▶ **Task instructions**: Rewrite the material starting at its first line and ending at the line that contains "button[interactable]: # xyxy=(259,667,376,736)", replacing "Call history" with "Call log" and leaving everything else unchanged.

▶ **Data supplied**:
+ + +

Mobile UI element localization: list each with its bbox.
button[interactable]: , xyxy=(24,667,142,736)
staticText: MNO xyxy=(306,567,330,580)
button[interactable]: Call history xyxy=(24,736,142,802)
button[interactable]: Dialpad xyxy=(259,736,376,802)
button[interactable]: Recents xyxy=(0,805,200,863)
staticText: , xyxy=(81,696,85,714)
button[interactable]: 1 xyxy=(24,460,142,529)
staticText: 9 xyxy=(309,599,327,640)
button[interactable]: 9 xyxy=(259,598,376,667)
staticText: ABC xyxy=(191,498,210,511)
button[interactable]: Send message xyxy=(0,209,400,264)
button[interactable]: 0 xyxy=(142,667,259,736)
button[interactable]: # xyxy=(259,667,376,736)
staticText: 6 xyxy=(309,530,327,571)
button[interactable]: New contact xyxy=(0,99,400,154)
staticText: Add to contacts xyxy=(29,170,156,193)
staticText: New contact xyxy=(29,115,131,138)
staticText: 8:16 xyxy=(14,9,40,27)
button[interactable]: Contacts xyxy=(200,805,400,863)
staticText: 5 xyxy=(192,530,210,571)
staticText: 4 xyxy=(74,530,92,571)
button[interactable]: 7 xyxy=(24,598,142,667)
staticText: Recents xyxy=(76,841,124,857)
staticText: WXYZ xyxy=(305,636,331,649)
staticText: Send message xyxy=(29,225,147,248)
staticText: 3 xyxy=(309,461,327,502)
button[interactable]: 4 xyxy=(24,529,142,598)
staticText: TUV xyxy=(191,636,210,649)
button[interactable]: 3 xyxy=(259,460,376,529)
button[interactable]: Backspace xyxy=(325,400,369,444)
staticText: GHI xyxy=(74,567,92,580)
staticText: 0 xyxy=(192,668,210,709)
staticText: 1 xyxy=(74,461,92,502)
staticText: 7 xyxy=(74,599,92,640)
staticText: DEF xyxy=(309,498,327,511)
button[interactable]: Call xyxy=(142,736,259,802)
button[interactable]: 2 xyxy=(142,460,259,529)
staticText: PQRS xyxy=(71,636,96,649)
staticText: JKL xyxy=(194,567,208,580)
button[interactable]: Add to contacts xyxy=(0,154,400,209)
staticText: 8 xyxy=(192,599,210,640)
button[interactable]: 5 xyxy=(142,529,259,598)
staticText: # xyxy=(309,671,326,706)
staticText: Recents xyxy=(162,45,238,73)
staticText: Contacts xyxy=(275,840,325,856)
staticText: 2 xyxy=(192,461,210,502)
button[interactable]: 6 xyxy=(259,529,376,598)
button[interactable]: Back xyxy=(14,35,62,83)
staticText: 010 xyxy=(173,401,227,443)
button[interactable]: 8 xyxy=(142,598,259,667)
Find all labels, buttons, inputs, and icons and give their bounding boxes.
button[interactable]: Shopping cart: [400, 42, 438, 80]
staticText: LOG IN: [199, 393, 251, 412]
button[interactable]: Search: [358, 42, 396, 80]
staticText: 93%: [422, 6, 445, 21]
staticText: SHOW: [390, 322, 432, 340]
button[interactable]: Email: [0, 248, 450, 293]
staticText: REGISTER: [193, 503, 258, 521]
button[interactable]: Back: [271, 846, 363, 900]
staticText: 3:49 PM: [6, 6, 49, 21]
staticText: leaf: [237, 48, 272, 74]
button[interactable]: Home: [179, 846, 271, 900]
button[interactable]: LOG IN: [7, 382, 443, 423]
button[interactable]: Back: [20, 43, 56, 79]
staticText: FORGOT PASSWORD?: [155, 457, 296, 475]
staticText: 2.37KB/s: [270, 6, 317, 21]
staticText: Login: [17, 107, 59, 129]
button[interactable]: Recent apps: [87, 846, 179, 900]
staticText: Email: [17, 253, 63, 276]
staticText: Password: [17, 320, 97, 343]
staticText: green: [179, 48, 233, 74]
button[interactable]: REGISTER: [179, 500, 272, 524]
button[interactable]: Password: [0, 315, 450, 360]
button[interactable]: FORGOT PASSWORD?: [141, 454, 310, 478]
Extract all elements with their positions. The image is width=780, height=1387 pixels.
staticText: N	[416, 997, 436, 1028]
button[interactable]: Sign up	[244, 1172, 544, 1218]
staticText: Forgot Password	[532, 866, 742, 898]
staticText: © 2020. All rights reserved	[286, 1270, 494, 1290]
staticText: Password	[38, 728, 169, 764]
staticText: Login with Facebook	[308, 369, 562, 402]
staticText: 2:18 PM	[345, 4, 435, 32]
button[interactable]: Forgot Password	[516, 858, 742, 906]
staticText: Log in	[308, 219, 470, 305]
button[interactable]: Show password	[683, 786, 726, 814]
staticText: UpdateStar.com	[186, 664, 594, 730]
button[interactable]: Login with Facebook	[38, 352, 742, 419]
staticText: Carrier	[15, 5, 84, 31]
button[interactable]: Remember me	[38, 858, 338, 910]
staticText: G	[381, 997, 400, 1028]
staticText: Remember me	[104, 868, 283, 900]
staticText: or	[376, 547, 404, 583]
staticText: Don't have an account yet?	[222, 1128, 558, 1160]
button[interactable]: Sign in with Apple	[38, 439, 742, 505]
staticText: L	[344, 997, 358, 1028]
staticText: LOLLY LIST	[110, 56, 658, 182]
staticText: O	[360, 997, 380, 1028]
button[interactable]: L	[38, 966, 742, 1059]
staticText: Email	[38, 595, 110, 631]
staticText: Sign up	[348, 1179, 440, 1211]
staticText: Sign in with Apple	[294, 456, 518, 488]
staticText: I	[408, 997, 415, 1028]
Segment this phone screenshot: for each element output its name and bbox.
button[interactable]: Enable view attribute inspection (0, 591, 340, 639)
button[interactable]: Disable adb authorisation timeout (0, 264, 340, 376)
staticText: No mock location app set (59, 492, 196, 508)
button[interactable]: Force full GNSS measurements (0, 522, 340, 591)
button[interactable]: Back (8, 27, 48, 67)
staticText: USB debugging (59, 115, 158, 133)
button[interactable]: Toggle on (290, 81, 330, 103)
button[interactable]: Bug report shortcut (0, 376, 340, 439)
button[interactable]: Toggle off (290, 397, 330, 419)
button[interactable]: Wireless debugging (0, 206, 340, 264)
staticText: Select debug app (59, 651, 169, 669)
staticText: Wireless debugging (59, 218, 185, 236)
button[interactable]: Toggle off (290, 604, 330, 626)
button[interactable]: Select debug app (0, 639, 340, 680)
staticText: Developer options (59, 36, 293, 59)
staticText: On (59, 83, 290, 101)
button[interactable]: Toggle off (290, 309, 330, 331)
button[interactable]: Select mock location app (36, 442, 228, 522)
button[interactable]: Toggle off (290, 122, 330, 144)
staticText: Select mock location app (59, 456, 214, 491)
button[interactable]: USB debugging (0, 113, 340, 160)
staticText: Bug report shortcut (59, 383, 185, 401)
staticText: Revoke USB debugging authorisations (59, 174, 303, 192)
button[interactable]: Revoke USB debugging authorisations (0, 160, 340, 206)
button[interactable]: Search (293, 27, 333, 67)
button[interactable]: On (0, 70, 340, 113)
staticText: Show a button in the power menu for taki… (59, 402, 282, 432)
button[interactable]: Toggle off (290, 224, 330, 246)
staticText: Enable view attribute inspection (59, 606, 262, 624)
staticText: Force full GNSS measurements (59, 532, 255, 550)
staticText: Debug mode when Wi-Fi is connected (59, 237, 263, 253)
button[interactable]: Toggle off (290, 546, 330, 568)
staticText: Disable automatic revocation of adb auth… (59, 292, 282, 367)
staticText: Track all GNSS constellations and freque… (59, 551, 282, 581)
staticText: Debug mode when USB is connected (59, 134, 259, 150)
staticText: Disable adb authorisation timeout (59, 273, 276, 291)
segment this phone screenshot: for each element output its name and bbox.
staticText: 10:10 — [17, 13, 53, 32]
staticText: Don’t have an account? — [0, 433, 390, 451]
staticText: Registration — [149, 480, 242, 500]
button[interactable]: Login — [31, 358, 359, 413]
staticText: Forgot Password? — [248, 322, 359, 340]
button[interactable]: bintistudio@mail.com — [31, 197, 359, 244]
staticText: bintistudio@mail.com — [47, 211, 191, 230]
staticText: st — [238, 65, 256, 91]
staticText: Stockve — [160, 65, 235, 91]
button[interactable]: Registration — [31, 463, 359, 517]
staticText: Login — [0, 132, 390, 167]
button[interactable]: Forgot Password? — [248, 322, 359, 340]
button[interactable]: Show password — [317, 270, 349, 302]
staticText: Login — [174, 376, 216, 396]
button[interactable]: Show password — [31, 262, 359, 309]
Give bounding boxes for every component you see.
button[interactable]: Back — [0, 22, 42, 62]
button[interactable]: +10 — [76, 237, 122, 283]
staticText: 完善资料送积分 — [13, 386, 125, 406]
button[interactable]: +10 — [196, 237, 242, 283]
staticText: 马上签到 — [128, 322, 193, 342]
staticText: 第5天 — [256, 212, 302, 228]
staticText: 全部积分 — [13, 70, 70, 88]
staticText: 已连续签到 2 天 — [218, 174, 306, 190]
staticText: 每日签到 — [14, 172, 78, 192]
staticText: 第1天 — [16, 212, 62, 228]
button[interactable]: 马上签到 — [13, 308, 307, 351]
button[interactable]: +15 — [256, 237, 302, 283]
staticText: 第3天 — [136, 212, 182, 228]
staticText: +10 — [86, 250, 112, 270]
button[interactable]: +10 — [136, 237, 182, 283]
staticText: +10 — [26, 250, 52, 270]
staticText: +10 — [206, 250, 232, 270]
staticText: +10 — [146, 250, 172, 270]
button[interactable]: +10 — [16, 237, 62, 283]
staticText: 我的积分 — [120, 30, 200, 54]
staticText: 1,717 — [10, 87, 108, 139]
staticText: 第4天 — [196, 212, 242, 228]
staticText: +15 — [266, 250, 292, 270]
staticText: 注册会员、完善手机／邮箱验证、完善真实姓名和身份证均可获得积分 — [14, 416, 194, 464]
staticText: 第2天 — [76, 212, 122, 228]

+ + +

▶ **Exercise output**:
Mobile UI element localization: list each with its bbox.
button[interactable]: , xyxy=(24,667,142,736)
staticText: MNO xyxy=(306,567,330,580)
button[interactable]: Call log xyxy=(24,736,142,802)
button[interactable]: Dialpad xyxy=(259,736,376,802)
button[interactable]: Recents xyxy=(0,805,200,863)
staticText: , xyxy=(81,696,85,714)
button[interactable]: 1 xyxy=(24,460,142,529)
staticText: 9 xyxy=(309,599,327,640)
button[interactable]: 9 xyxy=(259,598,376,667)
staticText: ABC xyxy=(191,498,210,511)
button[interactable]: Send message xyxy=(0,209,400,264)
button[interactable]: 0 xyxy=(142,667,259,736)
button[interactable]: # xyxy=(259,667,376,736)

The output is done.